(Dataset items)
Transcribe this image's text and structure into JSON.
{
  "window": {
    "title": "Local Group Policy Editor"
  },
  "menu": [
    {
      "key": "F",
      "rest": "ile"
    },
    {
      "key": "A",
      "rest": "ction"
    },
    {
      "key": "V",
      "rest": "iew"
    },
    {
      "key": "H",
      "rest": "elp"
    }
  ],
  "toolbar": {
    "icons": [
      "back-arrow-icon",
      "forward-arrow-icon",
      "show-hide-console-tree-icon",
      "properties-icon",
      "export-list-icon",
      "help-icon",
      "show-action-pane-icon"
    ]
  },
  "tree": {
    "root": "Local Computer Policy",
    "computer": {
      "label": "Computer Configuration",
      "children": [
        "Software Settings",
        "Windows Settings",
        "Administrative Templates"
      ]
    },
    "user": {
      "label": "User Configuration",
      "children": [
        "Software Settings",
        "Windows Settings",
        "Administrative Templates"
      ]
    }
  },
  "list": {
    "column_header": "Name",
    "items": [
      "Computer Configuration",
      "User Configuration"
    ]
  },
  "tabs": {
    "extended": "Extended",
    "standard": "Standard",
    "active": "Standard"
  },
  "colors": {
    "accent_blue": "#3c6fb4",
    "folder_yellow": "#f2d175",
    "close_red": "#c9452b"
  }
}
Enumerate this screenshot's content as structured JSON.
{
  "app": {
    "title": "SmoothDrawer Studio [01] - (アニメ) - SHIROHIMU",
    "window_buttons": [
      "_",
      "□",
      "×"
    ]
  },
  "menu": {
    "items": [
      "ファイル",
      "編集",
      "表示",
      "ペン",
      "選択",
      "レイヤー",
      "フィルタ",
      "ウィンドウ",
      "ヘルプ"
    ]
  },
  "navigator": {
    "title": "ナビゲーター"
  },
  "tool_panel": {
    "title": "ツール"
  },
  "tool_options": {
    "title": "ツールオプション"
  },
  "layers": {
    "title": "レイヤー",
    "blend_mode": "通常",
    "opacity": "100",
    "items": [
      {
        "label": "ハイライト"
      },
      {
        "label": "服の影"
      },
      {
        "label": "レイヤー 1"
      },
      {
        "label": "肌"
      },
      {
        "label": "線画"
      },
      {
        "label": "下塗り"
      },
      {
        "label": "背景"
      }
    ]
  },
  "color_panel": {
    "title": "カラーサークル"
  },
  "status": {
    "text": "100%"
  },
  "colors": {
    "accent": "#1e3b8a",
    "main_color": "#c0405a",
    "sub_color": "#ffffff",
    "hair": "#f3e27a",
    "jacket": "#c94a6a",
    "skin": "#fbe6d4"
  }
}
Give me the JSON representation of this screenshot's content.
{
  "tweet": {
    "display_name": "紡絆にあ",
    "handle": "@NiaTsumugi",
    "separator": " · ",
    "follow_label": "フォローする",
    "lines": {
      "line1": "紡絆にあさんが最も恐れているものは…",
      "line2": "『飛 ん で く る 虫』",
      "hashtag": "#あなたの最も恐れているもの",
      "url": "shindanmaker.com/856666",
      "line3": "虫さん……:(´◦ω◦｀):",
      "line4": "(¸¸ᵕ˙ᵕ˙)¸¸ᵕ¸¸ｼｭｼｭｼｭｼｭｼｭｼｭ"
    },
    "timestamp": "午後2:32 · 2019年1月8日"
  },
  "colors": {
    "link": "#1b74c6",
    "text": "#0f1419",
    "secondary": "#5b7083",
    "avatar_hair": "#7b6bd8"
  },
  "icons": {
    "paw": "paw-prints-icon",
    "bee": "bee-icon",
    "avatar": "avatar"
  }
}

*Goal*
Return all of the above records exactly, leaving no line out.

*Solved problem*
Transcribe this image's text and structure into JSON.
{
  "window": {
    "title": "Local Group Policy Editor"
  },
  "menu": [
    {
      "key": "F",
      "rest": "ile"
    },
    {
      "key": "A",
      "rest": "ction"
    },
    {
      "key": "V",
      "rest": "iew"
    },
    {
      "key": "H",
      "rest": "elp"
    }
  ],
  "toolbar": {
    "icons": [
      "back-arrow-icon",
      "forward-arrow-icon",
      "show-hide-console-tree-icon",
      "properties-icon",
      "export-list-icon",
      "help-icon",
      "show-action-pane-icon"
    ]
  },
  "tree": {
    "root": "Local Computer Policy",
    "computer": {
      "label": "Computer Configuration",
      "children": [
        "Software Settings",
        "Windows Settings",
        "Administrative Templates"
      ]
    },
    "user": {
      "label": "User Configuration",
      "children": [
        "Software Settings",
        "Windows Settings",
        "Administrative Templates"
      ]
    }
  },
  "list": {
    "column_header": "Name",
    "items": [
      "Computer Configuration",
      "User Configuration"
    ]
  },
  "tabs": {
    "extended": "Extended",
    "standard": "Standard",
    "active": "Standard"
  },
  "colors": {
    "accent_blue": "#3c6fb4",
    "folder_yellow": "#f2d175",
    "close_red": "#c9452b"
  }
}
Enumerate this screenshot's content as structured JSON.
{
  "app": {
    "title": "SmoothDrawer Studio [01] - (アニメ) - SHIROHIMU",
    "window_buttons": [
      "_",
      "□",
      "×"
    ]
  },
  "menu": {
    "items": [
      "ファイル",
      "編集",
      "表示",
      "ペン",
      "選択",
      "レイヤー",
      "フィルタ",
      "ウィンドウ",
      "ヘルプ"
    ]
  },
  "navigator": {
    "title": "ナビゲーター"
  },
  "tool_panel": {
    "title": "ツール"
  },
  "tool_options": {
    "title": "ツールオプション"
  },
  "layers": {
    "title": "レイヤー",
    "blend_mode": "通常",
    "opacity": "100",
    "items": [
      {
        "label": "ハイライト"
      },
      {
        "label": "服の影"
      },
      {
        "label": "レイヤー 1"
      },
      {
        "label": "肌"
      },
      {
        "label": "線画"
      },
      {
        "label": "下塗り"
      },
      {
        "label": "背景"
      }
    ]
  },
  "color_panel": {
    "title": "カラーサークル"
  },
  "status": {
    "text": "100%"
  },
  "colors": {
    "accent": "#1e3b8a",
    "main_color": "#c0405a",
    "sub_color": "#ffffff",
    "hair": "#f3e27a",
    "jacket": "#c94a6a",
    "skin": "#fbe6d4"
  }
}
Give me the JSON representation of this screenshot's content.
{
  "tweet": {
    "display_name": "紡絆にあ",
    "handle": "@NiaTsumugi",
    "separator": " · ",
    "follow_label": "フォローする",
    "lines": {
      "line1": "紡絆にあさんが最も恐れているものは…",
      "line2": "『飛 ん で く る 虫』",
      "hashtag": "#あなたの最も恐れているもの",
      "url": "shindanmaker.com/856666",
      "line3": "虫さん……:(´◦ω◦｀):",
      "line4": "(¸¸ᵕ˙ᵕ˙)¸¸ᵕ¸¸ｼｭｼｭｼｭｼｭｼｭｼｭ"
    },
    "timestamp": "午後2:32 · 2019年1月8日"
  },
  "colors": {
    "link": "#1b74c6",
    "text": "#0f1419",
    "secondary": "#5b7083",
    "avatar_hair": "#7b6bd8"
  },
  "icons": {
    "paw": "paw-prints-icon",
    "bee": "bee-icon",
    "avatar": "avatar"
  }
}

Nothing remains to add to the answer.